OBJECTIVE =>
Copy out every line in which the string "должен" occurs.
====================
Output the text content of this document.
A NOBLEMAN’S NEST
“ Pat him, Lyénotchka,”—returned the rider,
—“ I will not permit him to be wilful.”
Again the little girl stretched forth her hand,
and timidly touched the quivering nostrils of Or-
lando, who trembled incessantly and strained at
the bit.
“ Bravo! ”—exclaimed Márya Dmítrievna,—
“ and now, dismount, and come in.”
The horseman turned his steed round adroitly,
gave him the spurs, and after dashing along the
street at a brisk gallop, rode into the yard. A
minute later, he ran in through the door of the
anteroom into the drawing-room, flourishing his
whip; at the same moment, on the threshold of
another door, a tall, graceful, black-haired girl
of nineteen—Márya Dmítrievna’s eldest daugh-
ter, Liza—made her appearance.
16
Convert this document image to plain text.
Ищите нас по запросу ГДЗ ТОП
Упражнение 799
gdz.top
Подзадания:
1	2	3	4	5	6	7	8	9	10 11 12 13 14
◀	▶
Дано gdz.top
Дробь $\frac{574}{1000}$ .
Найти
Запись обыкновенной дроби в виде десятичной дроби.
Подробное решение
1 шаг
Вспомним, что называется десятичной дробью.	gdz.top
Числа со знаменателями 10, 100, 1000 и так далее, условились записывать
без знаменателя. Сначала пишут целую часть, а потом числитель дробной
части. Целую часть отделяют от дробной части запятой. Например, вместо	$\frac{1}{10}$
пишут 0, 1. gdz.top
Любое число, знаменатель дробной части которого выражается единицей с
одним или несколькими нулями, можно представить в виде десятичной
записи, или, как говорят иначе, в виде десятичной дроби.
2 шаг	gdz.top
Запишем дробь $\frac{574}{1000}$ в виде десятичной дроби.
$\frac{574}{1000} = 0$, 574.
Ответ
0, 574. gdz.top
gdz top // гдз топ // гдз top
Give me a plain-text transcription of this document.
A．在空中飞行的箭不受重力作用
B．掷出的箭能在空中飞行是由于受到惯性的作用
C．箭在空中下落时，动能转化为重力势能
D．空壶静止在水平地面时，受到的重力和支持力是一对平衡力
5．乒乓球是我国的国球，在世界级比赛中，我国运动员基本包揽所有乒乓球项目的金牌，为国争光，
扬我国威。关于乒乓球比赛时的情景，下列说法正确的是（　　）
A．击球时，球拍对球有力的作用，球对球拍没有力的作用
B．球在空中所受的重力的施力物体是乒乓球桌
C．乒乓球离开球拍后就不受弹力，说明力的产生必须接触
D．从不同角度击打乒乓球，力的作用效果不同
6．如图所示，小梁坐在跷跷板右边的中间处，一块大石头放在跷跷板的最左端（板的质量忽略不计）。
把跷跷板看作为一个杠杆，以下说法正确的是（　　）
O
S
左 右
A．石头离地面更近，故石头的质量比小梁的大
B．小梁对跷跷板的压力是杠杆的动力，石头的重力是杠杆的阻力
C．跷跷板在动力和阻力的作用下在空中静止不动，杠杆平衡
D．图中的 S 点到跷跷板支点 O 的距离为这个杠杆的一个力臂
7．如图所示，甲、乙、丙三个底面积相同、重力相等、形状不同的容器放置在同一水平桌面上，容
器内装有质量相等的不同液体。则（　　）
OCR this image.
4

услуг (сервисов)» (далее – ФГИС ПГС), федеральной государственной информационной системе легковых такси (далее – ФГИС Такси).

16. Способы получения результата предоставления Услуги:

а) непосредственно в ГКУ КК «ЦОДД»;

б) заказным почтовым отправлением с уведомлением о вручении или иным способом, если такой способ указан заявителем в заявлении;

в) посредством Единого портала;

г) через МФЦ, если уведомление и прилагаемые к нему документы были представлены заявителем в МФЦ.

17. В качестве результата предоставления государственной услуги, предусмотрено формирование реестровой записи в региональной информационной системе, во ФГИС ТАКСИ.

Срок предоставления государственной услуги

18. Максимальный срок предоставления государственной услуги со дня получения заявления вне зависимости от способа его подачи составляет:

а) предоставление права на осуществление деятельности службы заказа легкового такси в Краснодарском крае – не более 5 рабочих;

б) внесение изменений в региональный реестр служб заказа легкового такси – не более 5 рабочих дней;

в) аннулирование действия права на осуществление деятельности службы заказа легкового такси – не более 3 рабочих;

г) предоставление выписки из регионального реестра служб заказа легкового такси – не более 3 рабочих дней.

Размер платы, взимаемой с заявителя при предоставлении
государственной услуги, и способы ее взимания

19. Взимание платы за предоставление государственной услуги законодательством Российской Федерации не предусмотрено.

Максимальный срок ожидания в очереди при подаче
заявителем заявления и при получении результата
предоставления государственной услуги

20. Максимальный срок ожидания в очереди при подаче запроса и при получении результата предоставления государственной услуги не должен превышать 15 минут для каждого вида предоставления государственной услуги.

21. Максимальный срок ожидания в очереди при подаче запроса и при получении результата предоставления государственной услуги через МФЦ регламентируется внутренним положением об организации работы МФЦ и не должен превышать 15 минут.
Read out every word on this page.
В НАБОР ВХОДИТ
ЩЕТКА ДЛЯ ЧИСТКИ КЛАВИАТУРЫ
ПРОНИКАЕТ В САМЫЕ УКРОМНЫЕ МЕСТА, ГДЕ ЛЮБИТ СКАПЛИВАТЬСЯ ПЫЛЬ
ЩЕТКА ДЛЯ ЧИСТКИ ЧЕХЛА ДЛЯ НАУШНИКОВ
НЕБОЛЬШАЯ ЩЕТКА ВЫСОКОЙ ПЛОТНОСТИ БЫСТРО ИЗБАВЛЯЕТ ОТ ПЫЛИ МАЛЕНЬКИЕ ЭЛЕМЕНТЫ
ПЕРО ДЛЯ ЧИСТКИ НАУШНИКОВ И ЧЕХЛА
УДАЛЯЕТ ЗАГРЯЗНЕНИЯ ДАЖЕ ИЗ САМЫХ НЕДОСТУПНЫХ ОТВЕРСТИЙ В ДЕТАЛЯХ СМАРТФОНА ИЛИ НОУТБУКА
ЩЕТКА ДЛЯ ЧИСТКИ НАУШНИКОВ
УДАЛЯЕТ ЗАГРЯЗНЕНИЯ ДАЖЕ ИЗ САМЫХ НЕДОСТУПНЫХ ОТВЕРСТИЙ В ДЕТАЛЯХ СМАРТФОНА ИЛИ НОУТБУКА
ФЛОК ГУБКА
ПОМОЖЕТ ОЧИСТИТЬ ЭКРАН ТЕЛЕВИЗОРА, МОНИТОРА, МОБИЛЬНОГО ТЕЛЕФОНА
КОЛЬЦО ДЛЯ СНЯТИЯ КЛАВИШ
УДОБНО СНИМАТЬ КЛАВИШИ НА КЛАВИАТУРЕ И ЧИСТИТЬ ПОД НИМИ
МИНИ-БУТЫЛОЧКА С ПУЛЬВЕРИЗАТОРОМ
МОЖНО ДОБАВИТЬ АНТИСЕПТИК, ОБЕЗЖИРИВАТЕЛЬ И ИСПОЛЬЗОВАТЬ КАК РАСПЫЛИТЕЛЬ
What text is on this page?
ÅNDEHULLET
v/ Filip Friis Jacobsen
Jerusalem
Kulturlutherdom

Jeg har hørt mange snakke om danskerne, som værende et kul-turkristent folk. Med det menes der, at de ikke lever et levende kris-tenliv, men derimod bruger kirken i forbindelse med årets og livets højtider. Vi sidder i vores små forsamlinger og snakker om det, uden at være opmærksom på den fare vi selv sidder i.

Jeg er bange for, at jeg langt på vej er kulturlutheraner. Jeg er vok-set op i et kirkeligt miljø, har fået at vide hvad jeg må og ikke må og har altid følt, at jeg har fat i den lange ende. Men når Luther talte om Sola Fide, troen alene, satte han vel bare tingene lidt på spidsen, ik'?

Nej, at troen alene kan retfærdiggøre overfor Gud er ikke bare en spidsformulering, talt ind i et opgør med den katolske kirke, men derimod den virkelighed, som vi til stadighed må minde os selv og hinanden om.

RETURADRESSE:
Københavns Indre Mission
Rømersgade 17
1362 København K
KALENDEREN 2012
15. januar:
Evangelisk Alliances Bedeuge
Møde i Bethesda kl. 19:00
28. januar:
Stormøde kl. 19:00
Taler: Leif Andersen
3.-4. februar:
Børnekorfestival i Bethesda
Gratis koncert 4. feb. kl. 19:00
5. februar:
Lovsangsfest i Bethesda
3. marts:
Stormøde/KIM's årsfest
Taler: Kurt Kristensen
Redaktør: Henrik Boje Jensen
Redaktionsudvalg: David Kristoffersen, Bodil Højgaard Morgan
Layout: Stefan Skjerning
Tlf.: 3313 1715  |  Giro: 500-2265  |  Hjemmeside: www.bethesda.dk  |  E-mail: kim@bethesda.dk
====================
EXERCISE OUTPUT =>
20. Максимальный срок ожидания в очереди при подаче запроса и при получении результата предоставления государственной услуги не должен превышать 15 минут для каждого вида предоставления государственной услуги.
21. Максимальный срок ожидания в очереди при подаче запроса и при получении результата предоставления государственной услуги через МФЦ регламентируется внутренним положением об организации работы МФЦ и не должен превышать 15 минут.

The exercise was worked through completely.